Information given:
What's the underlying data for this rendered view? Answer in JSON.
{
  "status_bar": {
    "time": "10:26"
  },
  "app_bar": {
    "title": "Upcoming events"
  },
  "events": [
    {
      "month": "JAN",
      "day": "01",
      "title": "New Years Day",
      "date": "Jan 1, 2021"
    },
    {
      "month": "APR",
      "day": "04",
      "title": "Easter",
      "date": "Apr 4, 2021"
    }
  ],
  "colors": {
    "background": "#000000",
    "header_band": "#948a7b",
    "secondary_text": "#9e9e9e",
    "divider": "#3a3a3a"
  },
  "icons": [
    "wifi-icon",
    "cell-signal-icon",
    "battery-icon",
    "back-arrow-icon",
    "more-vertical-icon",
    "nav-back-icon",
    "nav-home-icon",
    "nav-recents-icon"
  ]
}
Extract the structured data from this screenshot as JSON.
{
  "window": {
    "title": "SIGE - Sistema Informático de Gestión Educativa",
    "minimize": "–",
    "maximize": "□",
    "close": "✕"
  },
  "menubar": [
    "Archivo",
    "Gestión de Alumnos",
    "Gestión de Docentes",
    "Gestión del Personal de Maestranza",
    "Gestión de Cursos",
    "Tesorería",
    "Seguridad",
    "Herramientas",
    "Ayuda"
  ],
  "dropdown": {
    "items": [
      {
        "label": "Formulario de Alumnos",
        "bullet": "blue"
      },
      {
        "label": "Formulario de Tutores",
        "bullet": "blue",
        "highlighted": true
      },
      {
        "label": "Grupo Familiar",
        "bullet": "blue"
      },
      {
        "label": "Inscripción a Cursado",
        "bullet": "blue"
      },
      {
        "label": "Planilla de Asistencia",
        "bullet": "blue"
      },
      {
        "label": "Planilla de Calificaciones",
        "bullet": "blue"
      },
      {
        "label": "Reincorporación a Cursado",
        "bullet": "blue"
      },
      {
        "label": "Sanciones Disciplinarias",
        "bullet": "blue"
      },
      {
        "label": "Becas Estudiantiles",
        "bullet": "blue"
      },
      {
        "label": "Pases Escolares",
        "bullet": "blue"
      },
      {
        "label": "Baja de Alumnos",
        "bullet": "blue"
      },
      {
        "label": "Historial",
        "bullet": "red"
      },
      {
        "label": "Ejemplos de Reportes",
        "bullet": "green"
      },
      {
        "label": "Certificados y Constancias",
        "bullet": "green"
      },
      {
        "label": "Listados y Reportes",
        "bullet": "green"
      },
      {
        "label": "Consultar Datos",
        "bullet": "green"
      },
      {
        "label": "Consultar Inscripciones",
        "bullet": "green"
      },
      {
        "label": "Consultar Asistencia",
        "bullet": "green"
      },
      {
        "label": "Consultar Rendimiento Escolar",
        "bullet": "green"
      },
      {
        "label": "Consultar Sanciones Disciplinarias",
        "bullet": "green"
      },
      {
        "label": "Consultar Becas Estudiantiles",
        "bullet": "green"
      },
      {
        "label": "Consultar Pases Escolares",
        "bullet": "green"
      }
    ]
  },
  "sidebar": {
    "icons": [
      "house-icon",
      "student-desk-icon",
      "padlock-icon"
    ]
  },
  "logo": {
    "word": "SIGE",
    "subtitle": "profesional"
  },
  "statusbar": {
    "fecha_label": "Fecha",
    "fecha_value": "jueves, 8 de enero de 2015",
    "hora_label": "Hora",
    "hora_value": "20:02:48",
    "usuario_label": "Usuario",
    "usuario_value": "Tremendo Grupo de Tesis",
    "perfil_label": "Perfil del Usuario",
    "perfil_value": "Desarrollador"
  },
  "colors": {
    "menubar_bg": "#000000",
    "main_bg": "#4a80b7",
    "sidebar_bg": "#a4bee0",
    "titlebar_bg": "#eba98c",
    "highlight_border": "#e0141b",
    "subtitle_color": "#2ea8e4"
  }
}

Stated goal: Print the whole listing again, exactly.

Task response:
What's the underlying data for this rendered view? Answer in JSON.
{
  "status_bar": {
    "time": "10:26"
  },
  "app_bar": {
    "title": "Upcoming events"
  },
  "events": [
    {
      "month": "JAN",
      "day": "01",
      "title": "New Years Day",
      "date": "Jan 1, 2021"
    },
    {
      "month": "APR",
      "day": "04",
      "title": "Easter",
      "date": "Apr 4, 2021"
    }
  ],
  "colors": {
    "background": "#000000",
    "header_band": "#948a7b",
    "secondary_text": "#9e9e9e",
    "divider": "#3a3a3a"
  },
  "icons": [
    "wifi-icon",
    "cell-signal-icon",
    "battery-icon",
    "back-arrow-icon",
    "more-vertical-icon",
    "nav-back-icon",
    "nav-home-icon",
    "nav-recents-icon"
  ]
}
Extract the structured data from this screenshot as JSON.
{
  "window": {
    "title": "SIGE - Sistema Informático de Gestión Educativa",
    "minimize": "–",
    "maximize": "□",
    "close": "✕"
  },
  "menubar": [
    "Archivo",
    "Gestión de Alumnos",
    "Gestión de Docentes",
    "Gestión del Personal de Maestranza",
    "Gestión de Cursos",
    "Tesorería",
    "Seguridad",
    "Herramientas",
    "Ayuda"
  ],
  "dropdown": {
    "items": [
      {
        "label": "Formulario de Alumnos",
        "bullet": "blue"
      },
      {
        "label": "Formulario de Tutores",
        "bullet": "blue",
        "highlighted": true
      },
      {
        "label": "Grupo Familiar",
        "bullet": "blue"
      },
      {
        "label": "Inscripción a Cursado",
        "bullet": "blue"
      },
      {
        "label": "Planilla de Asistencia",
        "bullet": "blue"
      },
      {
        "label": "Planilla de Calificaciones",
        "bullet": "blue"
      },
      {
        "label": "Reincorporación a Cursado",
        "bullet": "blue"
      },
      {
        "label": "Sanciones Disciplinarias",
        "bullet": "blue"
      },
      {
        "label": "Becas Estudiantiles",
        "bullet": "blue"
      },
      {
        "label": "Pases Escolares",
        "bullet": "blue"
      },
      {
        "label": "Baja de Alumnos",
        "bullet": "blue"
      },
      {
        "label": "Historial",
        "bullet": "red"
      },
      {
        "label": "Ejemplos de Reportes",
        "bullet": "green"
      },
      {
        "label": "Certificados y Constancias",
        "bullet": "green"
      },
      {
        "label": "Listados y Reportes",
        "bullet": "green"
      },
      {
        "label": "Consultar Datos",
        "bullet": "green"
      },
      {
        "label": "Consultar Inscripciones",
        "bullet": "green"
      },
      {
        "label": "Consultar Asistencia",
        "bullet": "green"
      },
      {
        "label": "Consultar Rendimiento Escolar",
        "bullet": "green"
      },
      {
        "label": "Consultar Sanciones Disciplinarias",
        "bullet": "green"
      },
      {
        "label": "Consultar Becas Estudiantiles",
        "bullet": "green"
      },
      {
        "label": "Consultar Pases Escolares",
        "bullet": "green"
      }
    ]
  },
  "sidebar": {
    "icons": [
      "house-icon",
      "student-desk-icon",
      "padlock-icon"
    ]
  },
  "logo": {
    "word": "SIGE",
    "subtitle": "profesional"
  },
  "statusbar": {
    "fecha_label": "Fecha",
    "fecha_value": "jueves, 8 de enero de 2015",
    "hora_label": "Hora",
    "hora_value": "20:02:48",
    "usuario_label": "Usuario",
    "usuario_value": "Tremendo Grupo de Tesis",
    "perfil_label": "Perfil del Usuario",
    "perfil_value": "Desarrollador"
  },
  "colors": {
    "menubar_bg": "#000000",
    "main_bg": "#4a80b7",
    "sidebar_bg": "#a4bee0",
    "titlebar_bg": "#eba98c",
    "highlight_border": "#e0141b",
    "subtitle_color": "#2ea8e4"
  }
}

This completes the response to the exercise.